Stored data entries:
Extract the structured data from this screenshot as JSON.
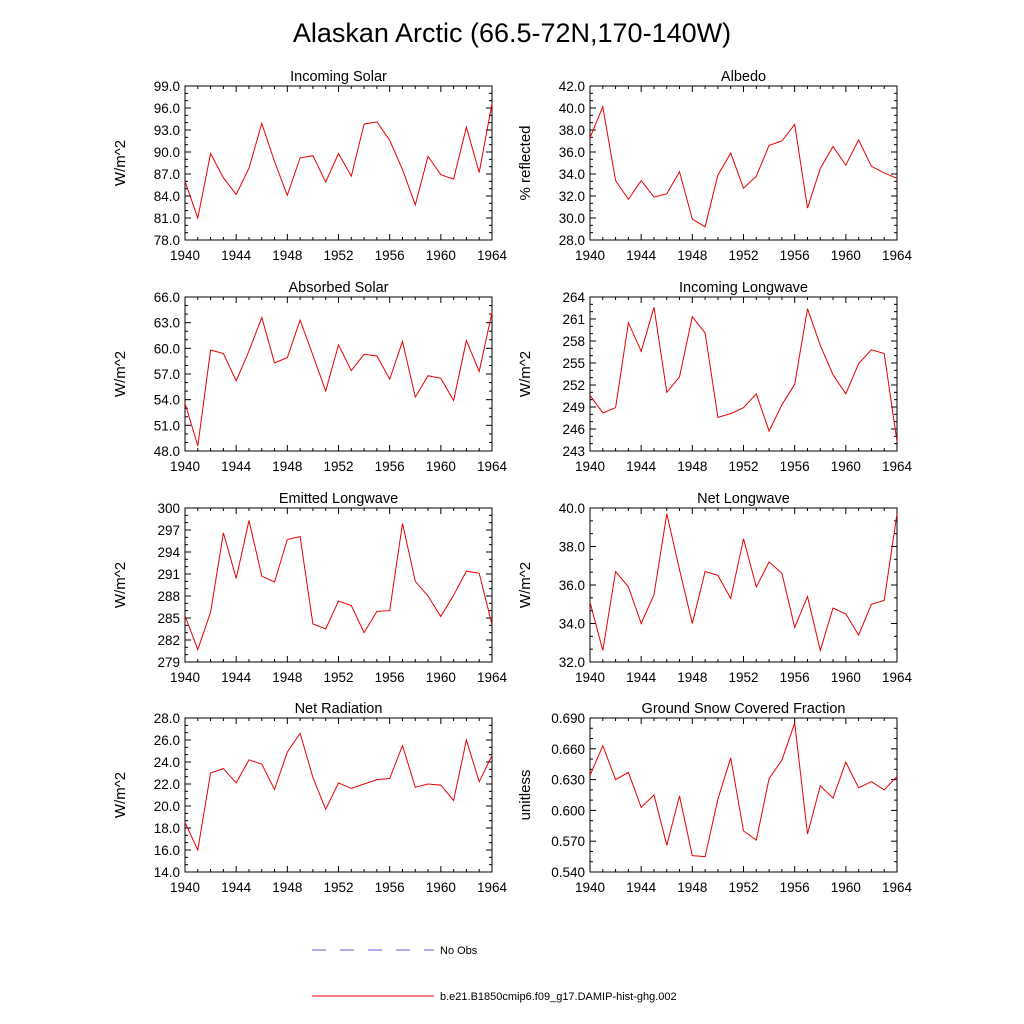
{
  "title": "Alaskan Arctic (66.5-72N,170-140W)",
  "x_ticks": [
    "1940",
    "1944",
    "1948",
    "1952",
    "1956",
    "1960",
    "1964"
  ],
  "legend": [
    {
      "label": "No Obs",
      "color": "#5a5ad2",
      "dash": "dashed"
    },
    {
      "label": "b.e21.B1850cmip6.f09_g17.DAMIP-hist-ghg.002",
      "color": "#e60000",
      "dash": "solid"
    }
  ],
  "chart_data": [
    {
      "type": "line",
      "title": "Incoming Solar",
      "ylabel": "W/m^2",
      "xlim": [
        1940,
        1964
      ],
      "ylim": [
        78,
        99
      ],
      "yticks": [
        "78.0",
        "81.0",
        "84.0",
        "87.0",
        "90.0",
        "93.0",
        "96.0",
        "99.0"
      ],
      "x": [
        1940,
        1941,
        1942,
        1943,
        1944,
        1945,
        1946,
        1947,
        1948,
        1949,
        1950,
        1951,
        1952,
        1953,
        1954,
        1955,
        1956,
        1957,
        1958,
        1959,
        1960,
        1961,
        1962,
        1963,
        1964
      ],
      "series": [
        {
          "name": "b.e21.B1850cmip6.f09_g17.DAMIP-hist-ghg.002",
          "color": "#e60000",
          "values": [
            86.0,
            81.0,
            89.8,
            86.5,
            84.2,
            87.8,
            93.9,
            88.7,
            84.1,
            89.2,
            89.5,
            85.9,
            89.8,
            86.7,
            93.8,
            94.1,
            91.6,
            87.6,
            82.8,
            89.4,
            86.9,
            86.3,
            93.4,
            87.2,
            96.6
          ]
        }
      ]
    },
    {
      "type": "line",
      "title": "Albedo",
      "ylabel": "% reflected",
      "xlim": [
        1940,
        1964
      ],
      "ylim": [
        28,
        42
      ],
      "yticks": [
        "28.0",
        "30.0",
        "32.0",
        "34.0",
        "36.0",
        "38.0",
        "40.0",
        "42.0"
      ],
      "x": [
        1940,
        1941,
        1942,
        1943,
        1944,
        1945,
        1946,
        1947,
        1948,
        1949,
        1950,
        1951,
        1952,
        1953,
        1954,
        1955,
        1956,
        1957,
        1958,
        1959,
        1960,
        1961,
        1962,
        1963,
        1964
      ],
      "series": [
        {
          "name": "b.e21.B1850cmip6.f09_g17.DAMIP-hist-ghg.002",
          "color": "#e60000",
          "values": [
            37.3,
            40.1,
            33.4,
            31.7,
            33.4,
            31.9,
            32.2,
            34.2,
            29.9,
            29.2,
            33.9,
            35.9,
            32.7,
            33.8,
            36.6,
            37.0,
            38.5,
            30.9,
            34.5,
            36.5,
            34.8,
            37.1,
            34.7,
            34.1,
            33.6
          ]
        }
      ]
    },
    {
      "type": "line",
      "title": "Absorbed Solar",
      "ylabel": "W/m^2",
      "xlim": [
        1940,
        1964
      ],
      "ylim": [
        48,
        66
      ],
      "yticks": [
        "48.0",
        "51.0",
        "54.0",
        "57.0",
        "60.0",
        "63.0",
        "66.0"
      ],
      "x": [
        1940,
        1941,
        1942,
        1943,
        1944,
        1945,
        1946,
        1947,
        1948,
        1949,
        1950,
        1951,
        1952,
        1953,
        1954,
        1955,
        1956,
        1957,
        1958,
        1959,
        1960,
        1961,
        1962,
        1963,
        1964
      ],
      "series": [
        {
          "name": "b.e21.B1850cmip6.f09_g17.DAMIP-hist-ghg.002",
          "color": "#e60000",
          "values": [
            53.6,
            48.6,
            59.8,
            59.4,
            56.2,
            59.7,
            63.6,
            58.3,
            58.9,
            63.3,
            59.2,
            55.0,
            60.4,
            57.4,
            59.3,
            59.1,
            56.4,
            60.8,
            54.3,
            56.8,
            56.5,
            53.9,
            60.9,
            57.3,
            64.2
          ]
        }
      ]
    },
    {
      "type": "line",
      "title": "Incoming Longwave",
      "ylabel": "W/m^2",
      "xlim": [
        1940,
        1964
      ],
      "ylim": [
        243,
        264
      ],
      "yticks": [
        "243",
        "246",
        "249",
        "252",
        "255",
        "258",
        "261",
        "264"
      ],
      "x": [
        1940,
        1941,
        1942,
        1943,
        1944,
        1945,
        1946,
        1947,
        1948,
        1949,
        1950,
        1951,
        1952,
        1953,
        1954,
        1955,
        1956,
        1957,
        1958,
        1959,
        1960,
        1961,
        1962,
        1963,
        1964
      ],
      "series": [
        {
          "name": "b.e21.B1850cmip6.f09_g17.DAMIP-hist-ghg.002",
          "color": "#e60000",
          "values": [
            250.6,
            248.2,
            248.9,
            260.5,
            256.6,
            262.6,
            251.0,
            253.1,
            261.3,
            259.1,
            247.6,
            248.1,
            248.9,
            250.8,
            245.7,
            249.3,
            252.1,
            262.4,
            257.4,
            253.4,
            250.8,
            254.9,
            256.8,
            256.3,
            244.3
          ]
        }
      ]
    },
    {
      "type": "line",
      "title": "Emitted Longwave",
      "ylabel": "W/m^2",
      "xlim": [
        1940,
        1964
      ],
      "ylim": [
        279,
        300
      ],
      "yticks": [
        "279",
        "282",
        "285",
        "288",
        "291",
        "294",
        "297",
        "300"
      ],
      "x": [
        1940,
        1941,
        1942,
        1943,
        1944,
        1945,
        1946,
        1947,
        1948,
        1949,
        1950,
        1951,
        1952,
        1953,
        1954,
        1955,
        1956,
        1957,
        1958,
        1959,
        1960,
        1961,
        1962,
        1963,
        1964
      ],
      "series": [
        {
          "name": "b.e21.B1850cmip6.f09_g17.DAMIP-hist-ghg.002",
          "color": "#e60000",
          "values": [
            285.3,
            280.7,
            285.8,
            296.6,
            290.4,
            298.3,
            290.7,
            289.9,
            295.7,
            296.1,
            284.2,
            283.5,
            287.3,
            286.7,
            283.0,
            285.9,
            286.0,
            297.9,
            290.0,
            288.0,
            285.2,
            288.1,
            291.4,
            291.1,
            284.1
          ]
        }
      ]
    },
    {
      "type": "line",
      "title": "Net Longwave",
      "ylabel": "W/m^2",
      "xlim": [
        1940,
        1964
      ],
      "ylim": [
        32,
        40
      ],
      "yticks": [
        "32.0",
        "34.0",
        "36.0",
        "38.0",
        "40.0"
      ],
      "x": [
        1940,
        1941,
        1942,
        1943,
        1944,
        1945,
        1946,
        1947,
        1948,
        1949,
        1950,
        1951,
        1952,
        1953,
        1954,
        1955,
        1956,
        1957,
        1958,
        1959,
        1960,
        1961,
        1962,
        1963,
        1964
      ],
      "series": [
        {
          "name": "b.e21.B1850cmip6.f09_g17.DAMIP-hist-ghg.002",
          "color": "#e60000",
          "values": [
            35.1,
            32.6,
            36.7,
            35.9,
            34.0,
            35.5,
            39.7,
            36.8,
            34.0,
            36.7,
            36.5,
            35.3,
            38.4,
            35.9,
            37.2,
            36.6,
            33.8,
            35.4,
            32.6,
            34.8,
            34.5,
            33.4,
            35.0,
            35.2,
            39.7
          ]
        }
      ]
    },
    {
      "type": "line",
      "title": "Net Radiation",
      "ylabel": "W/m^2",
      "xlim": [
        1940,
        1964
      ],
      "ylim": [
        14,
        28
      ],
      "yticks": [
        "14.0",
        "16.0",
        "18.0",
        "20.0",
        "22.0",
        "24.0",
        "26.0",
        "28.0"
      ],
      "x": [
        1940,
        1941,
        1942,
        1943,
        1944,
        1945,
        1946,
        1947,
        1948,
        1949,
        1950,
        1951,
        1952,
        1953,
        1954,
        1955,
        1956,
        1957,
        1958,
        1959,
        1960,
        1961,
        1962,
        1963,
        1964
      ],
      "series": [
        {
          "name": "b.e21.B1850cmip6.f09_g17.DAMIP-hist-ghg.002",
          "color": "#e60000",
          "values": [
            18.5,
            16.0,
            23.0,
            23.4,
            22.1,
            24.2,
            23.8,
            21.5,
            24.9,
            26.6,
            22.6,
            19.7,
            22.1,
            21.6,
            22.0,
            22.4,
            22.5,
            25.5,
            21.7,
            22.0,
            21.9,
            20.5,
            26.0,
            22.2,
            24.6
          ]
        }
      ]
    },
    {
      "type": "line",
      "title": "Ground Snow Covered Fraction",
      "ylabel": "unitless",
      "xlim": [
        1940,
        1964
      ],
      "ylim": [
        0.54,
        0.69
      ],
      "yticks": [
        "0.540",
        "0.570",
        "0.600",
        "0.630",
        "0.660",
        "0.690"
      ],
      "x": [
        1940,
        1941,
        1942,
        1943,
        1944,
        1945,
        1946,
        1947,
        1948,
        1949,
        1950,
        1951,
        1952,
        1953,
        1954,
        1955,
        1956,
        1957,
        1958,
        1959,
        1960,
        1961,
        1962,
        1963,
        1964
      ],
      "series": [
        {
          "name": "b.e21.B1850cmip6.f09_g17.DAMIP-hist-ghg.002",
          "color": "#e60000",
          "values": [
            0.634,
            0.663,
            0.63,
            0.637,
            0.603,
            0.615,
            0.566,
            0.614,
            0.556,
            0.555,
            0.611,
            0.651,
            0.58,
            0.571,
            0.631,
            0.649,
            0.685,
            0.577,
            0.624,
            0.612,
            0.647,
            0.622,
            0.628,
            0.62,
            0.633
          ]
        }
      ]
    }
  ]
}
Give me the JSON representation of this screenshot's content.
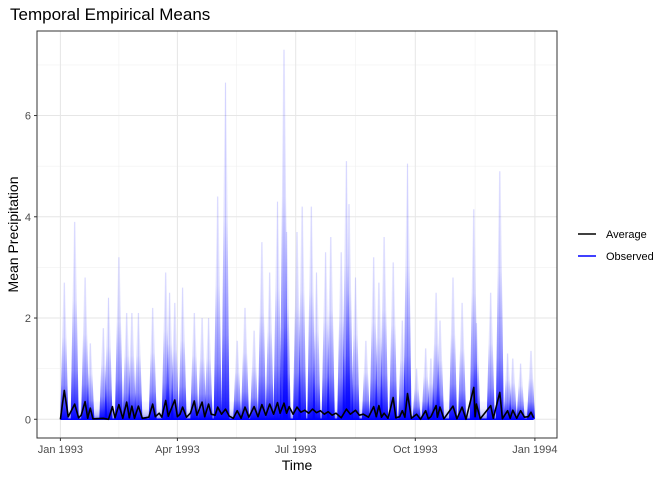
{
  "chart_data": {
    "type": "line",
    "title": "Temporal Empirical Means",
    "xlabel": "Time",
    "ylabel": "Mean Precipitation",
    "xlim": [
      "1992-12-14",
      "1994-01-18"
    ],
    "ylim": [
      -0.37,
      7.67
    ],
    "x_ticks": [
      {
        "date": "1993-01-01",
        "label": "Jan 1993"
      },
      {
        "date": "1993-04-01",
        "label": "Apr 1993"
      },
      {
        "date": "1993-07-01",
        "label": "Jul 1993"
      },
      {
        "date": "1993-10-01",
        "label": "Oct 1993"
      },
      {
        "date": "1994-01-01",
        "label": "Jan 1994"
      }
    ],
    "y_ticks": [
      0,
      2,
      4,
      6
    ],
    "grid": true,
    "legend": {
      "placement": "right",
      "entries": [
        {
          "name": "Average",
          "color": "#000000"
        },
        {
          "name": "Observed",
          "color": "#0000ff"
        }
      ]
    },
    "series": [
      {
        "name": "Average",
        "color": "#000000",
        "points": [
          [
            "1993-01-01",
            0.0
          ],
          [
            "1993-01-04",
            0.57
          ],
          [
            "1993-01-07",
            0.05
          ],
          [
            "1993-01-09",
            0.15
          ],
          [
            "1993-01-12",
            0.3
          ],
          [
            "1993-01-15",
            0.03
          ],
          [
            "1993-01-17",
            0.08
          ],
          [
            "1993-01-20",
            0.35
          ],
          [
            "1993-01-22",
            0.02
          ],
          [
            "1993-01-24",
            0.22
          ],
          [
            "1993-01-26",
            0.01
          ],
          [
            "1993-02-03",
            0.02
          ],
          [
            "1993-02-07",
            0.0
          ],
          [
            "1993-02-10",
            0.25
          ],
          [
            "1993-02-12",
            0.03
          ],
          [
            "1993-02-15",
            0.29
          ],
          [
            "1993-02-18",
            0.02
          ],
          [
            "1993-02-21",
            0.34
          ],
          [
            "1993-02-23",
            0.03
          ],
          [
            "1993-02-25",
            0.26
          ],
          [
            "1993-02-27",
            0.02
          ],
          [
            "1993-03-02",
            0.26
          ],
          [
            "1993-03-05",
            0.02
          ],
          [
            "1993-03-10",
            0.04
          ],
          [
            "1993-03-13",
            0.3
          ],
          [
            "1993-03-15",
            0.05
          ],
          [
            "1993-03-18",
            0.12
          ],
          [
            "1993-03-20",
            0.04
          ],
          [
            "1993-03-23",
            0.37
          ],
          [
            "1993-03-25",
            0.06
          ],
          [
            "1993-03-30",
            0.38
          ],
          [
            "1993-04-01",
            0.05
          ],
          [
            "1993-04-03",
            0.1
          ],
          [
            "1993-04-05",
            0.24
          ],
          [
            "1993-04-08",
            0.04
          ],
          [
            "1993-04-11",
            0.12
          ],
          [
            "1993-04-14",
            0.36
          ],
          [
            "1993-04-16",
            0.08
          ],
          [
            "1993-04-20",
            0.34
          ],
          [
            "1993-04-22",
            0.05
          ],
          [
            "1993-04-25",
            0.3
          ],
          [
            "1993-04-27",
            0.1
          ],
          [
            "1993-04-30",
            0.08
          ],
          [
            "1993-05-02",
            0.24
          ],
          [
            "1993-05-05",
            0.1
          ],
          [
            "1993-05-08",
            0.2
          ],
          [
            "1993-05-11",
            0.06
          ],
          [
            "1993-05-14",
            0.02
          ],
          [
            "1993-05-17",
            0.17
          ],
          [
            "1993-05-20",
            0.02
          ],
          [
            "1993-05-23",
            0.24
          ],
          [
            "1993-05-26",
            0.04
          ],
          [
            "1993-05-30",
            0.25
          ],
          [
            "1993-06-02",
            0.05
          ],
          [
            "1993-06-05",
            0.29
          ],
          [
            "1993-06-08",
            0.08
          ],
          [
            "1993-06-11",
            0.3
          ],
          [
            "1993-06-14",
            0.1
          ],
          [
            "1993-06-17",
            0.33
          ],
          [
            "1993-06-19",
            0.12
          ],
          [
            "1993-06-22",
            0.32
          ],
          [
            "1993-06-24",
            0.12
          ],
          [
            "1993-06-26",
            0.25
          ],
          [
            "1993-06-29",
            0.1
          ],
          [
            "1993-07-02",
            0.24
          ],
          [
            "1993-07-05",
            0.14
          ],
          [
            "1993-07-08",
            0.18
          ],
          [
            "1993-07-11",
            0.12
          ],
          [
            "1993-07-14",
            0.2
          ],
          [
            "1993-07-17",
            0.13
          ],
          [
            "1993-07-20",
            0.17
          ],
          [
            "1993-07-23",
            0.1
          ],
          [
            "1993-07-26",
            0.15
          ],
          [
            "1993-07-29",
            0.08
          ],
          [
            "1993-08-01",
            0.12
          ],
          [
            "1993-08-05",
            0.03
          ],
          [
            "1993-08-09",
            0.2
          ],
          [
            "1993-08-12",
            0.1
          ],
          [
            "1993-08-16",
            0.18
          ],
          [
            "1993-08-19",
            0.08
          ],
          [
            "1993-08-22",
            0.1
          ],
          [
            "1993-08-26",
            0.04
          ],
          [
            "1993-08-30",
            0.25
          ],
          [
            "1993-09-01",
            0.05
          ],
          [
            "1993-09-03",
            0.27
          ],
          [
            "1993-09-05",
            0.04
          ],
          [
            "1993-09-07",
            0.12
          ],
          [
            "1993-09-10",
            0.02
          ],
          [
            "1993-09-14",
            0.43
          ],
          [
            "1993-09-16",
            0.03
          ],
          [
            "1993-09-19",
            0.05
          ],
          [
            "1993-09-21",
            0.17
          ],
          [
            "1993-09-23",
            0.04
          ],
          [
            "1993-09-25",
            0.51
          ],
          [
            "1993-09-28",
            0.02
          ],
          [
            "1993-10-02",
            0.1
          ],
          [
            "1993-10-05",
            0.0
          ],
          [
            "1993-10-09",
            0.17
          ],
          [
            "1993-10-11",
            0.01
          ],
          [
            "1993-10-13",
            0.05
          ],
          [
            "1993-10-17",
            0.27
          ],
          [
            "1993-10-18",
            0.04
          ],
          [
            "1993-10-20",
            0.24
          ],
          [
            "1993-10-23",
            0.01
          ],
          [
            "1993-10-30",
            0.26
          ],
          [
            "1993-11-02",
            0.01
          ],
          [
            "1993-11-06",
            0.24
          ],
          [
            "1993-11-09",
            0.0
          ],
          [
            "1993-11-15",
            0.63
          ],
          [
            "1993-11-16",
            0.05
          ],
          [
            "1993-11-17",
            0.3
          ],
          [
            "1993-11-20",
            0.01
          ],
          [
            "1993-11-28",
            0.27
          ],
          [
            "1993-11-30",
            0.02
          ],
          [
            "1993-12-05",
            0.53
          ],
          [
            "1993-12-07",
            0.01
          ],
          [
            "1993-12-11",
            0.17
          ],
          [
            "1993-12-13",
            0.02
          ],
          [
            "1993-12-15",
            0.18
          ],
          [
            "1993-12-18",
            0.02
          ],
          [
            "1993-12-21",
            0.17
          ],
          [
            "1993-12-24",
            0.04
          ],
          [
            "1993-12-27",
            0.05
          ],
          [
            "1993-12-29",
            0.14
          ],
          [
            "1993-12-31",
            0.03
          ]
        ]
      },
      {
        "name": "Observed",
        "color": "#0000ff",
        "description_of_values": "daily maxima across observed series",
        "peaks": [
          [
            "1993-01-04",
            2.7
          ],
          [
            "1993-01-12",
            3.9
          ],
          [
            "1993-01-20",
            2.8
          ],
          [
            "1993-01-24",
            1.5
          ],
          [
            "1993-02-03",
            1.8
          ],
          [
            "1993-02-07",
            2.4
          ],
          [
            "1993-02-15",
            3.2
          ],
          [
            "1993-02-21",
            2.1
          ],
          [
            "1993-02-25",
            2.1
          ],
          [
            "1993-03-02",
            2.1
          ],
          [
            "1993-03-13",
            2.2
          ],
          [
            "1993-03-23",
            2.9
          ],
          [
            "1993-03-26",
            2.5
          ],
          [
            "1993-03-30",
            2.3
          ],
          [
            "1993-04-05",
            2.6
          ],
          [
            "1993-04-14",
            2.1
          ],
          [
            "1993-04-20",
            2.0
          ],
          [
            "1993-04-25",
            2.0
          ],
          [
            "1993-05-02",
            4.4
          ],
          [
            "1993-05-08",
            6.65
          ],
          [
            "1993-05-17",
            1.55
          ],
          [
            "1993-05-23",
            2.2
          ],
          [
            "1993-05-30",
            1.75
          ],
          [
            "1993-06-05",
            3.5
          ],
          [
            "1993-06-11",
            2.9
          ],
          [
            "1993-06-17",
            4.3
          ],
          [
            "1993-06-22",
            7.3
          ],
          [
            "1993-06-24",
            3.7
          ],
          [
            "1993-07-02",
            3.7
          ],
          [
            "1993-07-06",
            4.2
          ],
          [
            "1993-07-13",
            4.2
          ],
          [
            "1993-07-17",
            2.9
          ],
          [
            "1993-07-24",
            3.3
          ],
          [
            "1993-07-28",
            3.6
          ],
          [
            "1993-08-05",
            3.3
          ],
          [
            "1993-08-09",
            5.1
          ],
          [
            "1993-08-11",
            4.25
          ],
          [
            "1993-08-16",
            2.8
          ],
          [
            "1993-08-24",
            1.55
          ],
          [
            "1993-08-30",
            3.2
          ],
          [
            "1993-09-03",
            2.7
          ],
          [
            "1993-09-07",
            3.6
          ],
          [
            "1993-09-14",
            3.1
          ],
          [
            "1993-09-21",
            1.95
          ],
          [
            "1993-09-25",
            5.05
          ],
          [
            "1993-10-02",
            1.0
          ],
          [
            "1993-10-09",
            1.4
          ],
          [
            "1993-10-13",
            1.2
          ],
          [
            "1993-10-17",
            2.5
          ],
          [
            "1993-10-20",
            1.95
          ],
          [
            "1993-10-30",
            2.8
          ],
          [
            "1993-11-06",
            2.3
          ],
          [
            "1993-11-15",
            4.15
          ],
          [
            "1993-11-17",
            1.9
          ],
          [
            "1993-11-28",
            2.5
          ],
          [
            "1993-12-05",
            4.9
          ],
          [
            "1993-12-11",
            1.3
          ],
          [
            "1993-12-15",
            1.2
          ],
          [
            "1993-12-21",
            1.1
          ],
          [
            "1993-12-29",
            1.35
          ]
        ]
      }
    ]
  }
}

EXERCISE OBJECTIVE
Using the material above, copy every line in which the string "Longwave" occurs.

TASK ANSWER
      "title": "Incoming Longwave",
      "title": "Emitted Longwave",
      "title": "Net Longwave",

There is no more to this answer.